Every line must be returned precisely as it is written.

(Records contained in a dataset)
____
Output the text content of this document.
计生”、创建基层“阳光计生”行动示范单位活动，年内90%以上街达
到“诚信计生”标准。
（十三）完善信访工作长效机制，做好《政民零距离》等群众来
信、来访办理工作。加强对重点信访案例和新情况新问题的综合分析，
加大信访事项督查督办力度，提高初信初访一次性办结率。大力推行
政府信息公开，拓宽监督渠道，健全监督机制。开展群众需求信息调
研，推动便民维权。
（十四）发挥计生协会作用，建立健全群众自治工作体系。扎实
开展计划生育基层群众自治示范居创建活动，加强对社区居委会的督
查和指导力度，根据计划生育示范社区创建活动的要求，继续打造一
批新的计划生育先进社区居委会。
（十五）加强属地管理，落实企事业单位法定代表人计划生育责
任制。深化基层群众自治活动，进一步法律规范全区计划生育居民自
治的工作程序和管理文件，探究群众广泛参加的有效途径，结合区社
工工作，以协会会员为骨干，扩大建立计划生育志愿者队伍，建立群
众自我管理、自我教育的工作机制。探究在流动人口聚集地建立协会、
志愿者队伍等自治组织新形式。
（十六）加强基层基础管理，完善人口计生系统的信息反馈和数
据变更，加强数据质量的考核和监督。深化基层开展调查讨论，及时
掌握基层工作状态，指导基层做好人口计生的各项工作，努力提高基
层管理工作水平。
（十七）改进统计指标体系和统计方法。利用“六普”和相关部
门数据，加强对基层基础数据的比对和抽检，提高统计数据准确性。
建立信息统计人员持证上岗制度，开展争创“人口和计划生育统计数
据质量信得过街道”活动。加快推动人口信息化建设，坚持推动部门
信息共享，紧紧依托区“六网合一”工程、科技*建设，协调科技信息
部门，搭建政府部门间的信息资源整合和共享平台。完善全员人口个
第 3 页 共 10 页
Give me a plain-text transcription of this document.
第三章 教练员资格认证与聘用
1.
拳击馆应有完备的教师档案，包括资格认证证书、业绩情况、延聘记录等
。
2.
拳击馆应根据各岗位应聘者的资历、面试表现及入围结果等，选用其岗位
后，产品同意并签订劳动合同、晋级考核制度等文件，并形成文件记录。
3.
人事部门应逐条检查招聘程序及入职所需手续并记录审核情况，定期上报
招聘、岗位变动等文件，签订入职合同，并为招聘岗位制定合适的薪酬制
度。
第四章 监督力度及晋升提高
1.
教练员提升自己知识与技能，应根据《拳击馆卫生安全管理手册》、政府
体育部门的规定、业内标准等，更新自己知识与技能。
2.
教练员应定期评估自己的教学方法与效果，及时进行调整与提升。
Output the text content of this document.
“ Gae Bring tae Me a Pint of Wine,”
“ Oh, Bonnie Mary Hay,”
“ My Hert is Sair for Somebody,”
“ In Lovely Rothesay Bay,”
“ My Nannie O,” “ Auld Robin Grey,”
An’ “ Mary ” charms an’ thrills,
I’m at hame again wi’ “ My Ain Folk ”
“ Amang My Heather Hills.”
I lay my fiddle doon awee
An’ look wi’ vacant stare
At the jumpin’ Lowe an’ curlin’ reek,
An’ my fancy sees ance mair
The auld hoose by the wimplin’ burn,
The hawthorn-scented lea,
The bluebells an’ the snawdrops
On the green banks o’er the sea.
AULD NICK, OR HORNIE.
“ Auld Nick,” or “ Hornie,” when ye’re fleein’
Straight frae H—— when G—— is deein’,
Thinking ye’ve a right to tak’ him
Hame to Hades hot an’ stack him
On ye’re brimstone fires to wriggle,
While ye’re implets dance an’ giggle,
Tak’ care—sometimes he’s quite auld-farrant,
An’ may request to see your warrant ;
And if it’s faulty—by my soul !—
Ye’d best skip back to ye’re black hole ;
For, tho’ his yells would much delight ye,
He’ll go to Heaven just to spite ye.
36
____
▶ _RESPONSE FOR THIS EXERCISE_:
Output the text content of this document.
计生”、创建基层“阳光计生”行动示范单位活动，年内90%以上街达
到“诚信计生”标准。
（十三）完善信访工作长效机制，做好《政民零距离》等群众来
信、来访办理工作。加强对重点信访案例和新情况新问题的综合分析，
加大信访事项督查督办力度，提高初信初访一次性办结率。大力推行
政府信息公开，拓宽监督渠道，健全监督机制。开展群众需求信息调
研，推动便民维权。
（十四）发挥计生协会作用，建立健全群众自治工作体系。扎实
开展计划生育基层群众自治示范居创建活动，加强对社区居委会的督
查和指导力度，根据计划生育示范社区创建活动的要求，继续打造一
批新的计划生育先进社区居委会。
（十五）加强属地管理，落实企事业单位法定代表人计划生育责
任制。深化基层群众自治活动，进一步法律规范全区计划生育居民自
治的工作程序和管理文件，探究群众广泛参加的有效途径，结合区社
工工作，以协会会员为骨干，扩大建立计划生育志愿者队伍，建立群
众自我管理、自我教育的工作机制。探究在流动人口聚集地建立协会、
志愿者队伍等自治组织新形式。
（十六）加强基层基础管理，完善人口计生系统的信息反馈和数
据变更，加强数据质量的考核和监督。深化基层开展调查讨论，及时
掌握基层工作状态，指导基层做好人口计生的各项工作，努力提高基
层管理工作水平。
（十七）改进统计指标体系和统计方法。利用“六普”和相关部
门数据，加强对基层基础数据的比对和抽检，提高统计数据准确性。
建立信息统计人员持证上岗制度，开展争创“人口和计划生育统计数
据质量信得过街道”活动。加快推动人口信息化建设，坚持推动部门
信息共享，紧紧依托区“六网合一”工程、科技*建设，协调科技信息
部门，搭建政府部门间的信息资源整合和共享平台。完善全员人口个
第 3 页 共 10 页
Give me a plain-text transcription of this document.
第三章 教练员资格认证与聘用
1.
拳击馆应有完备的教师档案，包括资格认证证书、业绩情况、延聘记录等
。
2.
拳击馆应根据各岗位应聘者的资历、面试表现及入围结果等，选用其岗位
后，产品同意并签订劳动合同、晋级考核制度等文件，并形成文件记录。
3.
人事部门应逐条检查招聘程序及入职所需手续并记录审核情况，定期上报
招聘、岗位变动等文件，签订入职合同，并为招聘岗位制定合适的薪酬制
度。
第四章 监督力度及晋升提高
1.
教练员提升自己知识与技能，应根据《拳击馆卫生安全管理手册》、政府
体育部门的规定、业内标准等，更新自己知识与技能。
2.
教练员应定期评估自己的教学方法与效果，及时进行调整与提升。
Output the text content of this document.
“ Gae Bring tae Me a Pint of Wine,”
“ Oh, Bonnie Mary Hay,”
“ My Hert is Sair for Somebody,”
“ In Lovely Rothesay Bay,”
“ My Nannie O,” “ Auld Robin Grey,”
An’ “ Mary ” charms an’ thrills,
I’m at hame again wi’ “ My Ain Folk ”
“ Amang My Heather Hills.”
I lay my fiddle doon awee
An’ look wi’ vacant stare
At the jumpin’ Lowe an’ curlin’ reek,
An’ my fancy sees ance mair
The auld hoose by the wimplin’ burn,
The hawthorn-scented lea,
The bluebells an’ the snawdrops
On the green banks o’er the sea.
AULD NICK, OR HORNIE.
“ Auld Nick,” or “ Hornie,” when ye’re fleein’
Straight frae H—— when G—— is deein’,
Thinking ye’ve a right to tak’ him
Hame to Hades hot an’ stack him
On ye’re brimstone fires to wriggle,
While ye’re implets dance an’ giggle,
Tak’ care—sometimes he’s quite auld-farrant,
An’ may request to see your warrant ;
And if it’s faulty—by my soul !—
Ye’d best skip back to ye’re black hole ;
For, tho’ his yells would much delight ye,
He’ll go to Heaven just to spite ye.
36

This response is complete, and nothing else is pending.